--- start DATASET ENTRIES ---
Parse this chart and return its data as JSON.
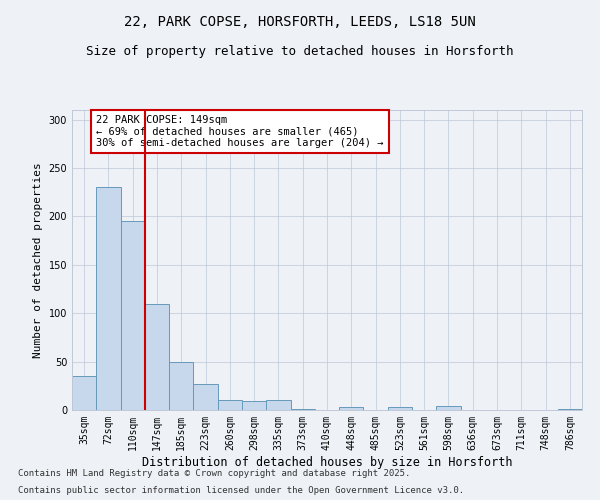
{
  "title1": "22, PARK COPSE, HORSFORTH, LEEDS, LS18 5UN",
  "title2": "Size of property relative to detached houses in Horsforth",
  "xlabel": "Distribution of detached houses by size in Horsforth",
  "ylabel": "Number of detached properties",
  "categories": [
    "35sqm",
    "72sqm",
    "110sqm",
    "147sqm",
    "185sqm",
    "223sqm",
    "260sqm",
    "298sqm",
    "335sqm",
    "373sqm",
    "410sqm",
    "448sqm",
    "485sqm",
    "523sqm",
    "561sqm",
    "598sqm",
    "636sqm",
    "673sqm",
    "711sqm",
    "748sqm",
    "786sqm"
  ],
  "values": [
    35,
    230,
    195,
    110,
    50,
    27,
    10,
    9,
    10,
    1,
    0,
    3,
    0,
    3,
    0,
    4,
    0,
    0,
    0,
    0,
    1
  ],
  "bar_color": "#c8d8ec",
  "bar_edge_color": "#6699bb",
  "vline_x": 2.5,
  "vline_color": "#cc0000",
  "annotation_text": "22 PARK COPSE: 149sqm\n← 69% of detached houses are smaller (465)\n30% of semi-detached houses are larger (204) →",
  "annotation_box_color": "#ffffff",
  "annotation_box_edge": "#cc0000",
  "footer1": "Contains HM Land Registry data © Crown copyright and database right 2025.",
  "footer2": "Contains public sector information licensed under the Open Government Licence v3.0.",
  "background_color": "#eef2f7",
  "ylim": [
    0,
    310
  ],
  "title1_fontsize": 10,
  "title2_fontsize": 9,
  "xlabel_fontsize": 8.5,
  "ylabel_fontsize": 8,
  "tick_fontsize": 7,
  "footer_fontsize": 6.5
}
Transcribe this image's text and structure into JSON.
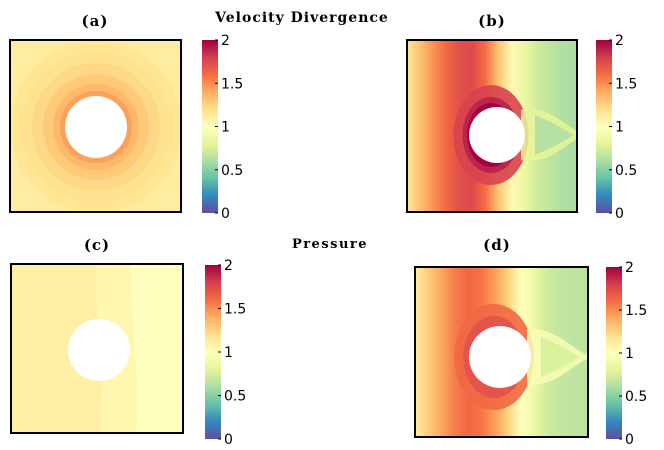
{
  "figure": {
    "title_top": "Velocity Divergence",
    "title_bottom": "Pressure"
  },
  "chart_data": [
    {
      "type": "heatmap",
      "label": "(a)",
      "group": "Velocity Divergence",
      "field": "uniform_rings",
      "field_value_range": [
        0.9,
        1.45
      ],
      "colorbar": {
        "min": 0,
        "max": 2,
        "ticks": [
          "0",
          "0.5",
          "1",
          "1.5",
          "2"
        ]
      }
    },
    {
      "type": "heatmap",
      "label": "(b)",
      "group": "Velocity Divergence",
      "field": "gradient_wake",
      "field_value_range": [
        0.45,
        2.0
      ],
      "colorbar": {
        "min": 0,
        "max": 2,
        "ticks": [
          "0",
          "0.5",
          "1",
          "1.5",
          "2"
        ]
      }
    },
    {
      "type": "heatmap",
      "label": "(c)",
      "group": "Pressure",
      "field": "near_uniform",
      "field_value_range": [
        0.95,
        1.1
      ],
      "colorbar": {
        "min": 0,
        "max": 2,
        "ticks": [
          "0",
          "0.5",
          "1",
          "1.5",
          "2"
        ]
      }
    },
    {
      "type": "heatmap",
      "label": "(d)",
      "group": "Pressure",
      "field": "gradient_wake_soft",
      "field_value_range": [
        0.55,
        1.75
      ],
      "colorbar": {
        "min": 0,
        "max": 2,
        "ticks": [
          "0",
          "0.5",
          "1",
          "1.5",
          "2"
        ]
      }
    }
  ]
}
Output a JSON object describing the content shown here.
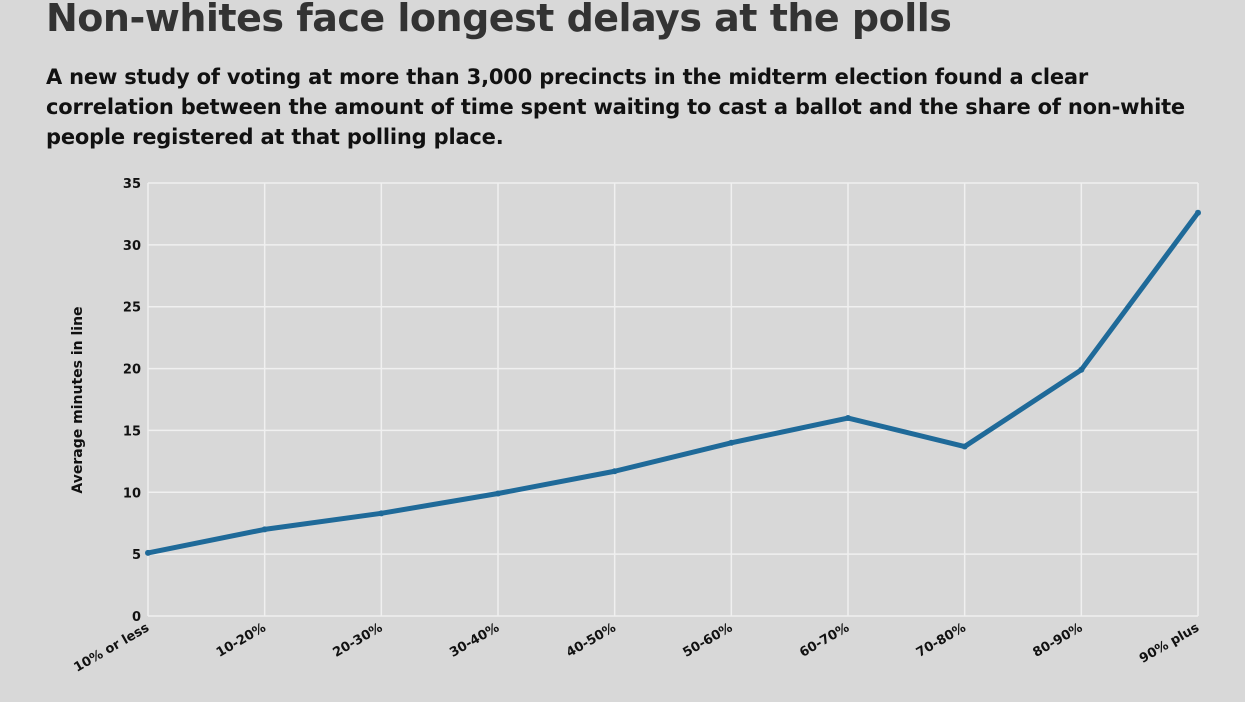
--- end DATASET ENTRIES ---
*GOAL*
Set the data above down again exactly as given, with no pictures.

*FINAL ANSWER*
Parse this chart and return its data as JSON.
{
  "title1": "22, PARK COPSE, HORSFORTH, LEEDS, LS18 5UN",
  "title2": "Size of property relative to detached houses in Horsforth",
  "xlabel": "Distribution of detached houses by size in Horsforth",
  "ylabel": "Number of detached properties",
  "categories": [
    "35sqm",
    "72sqm",
    "110sqm",
    "147sqm",
    "185sqm",
    "223sqm",
    "260sqm",
    "298sqm",
    "335sqm",
    "373sqm",
    "410sqm",
    "448sqm",
    "485sqm",
    "523sqm",
    "561sqm",
    "598sqm",
    "636sqm",
    "673sqm",
    "711sqm",
    "748sqm",
    "786sqm"
  ],
  "values": [
    35,
    230,
    195,
    110,
    50,
    27,
    10,
    9,
    10,
    1,
    0,
    3,
    0,
    3,
    0,
    4,
    0,
    0,
    0,
    0,
    1
  ],
  "bar_color": "#c8d8ec",
  "bar_edge_color": "#6699bb",
  "vline_x": 2.5,
  "vline_color": "#cc0000",
  "annotation_text": "22 PARK COPSE: 149sqm\n← 69% of detached houses are smaller (465)\n30% of semi-detached houses are larger (204) →",
  "annotation_box_color": "#ffffff",
  "annotation_box_edge": "#cc0000",
  "footer1": "Contains HM Land Registry data © Crown copyright and database right 2025.",
  "footer2": "Contains public sector information licensed under the Open Government Licence v3.0.",
  "background_color": "#eef2f7",
  "ylim": [
    0,
    310
  ],
  "title1_fontsize": 10,
  "title2_fontsize": 9,
  "xlabel_fontsize": 8.5,
  "ylabel_fontsize": 8,
  "tick_fontsize": 7,
  "footer_fontsize": 6.5
}
Transcribe this image's text and structure into JSON.
{
  "figure": {
    "title_top": "Velocity Divergence",
    "title_bottom": "Pressure"
  },
  "chart_data": [
    {
      "type": "heatmap",
      "label": "(a)",
      "group": "Velocity Divergence",
      "field": "uniform_rings",
      "field_value_range": [
        0.9,
        1.45
      ],
      "colorbar": {
        "min": 0,
        "max": 2,
        "ticks": [
          "0",
          "0.5",
          "1",
          "1.5",
          "2"
        ]
      }
    },
    {
      "type": "heatmap",
      "label": "(b)",
      "group": "Velocity Divergence",
      "field": "gradient_wake",
      "field_value_range": [
        0.45,
        2.0
      ],
      "colorbar": {
        "min": 0,
        "max": 2,
        "ticks": [
          "0",
          "0.5",
          "1",
          "1.5",
          "2"
        ]
      }
    },
    {
      "type": "heatmap",
      "label": "(c)",
      "group": "Pressure",
      "field": "near_uniform",
      "field_value_range": [
        0.95,
        1.1
      ],
      "colorbar": {
        "min": 0,
        "max": 2,
        "ticks": [
          "0",
          "0.5",
          "1",
          "1.5",
          "2"
        ]
      }
    },
    {
      "type": "heatmap",
      "label": "(d)",
      "group": "Pressure",
      "field": "gradient_wake_soft",
      "field_value_range": [
        0.55,
        1.75
      ],
      "colorbar": {
        "min": 0,
        "max": 2,
        "ticks": [
          "0",
          "0.5",
          "1",
          "1.5",
          "2"
        ]
      }
    }
  ]
}
Output a JSON object describing the content shown here.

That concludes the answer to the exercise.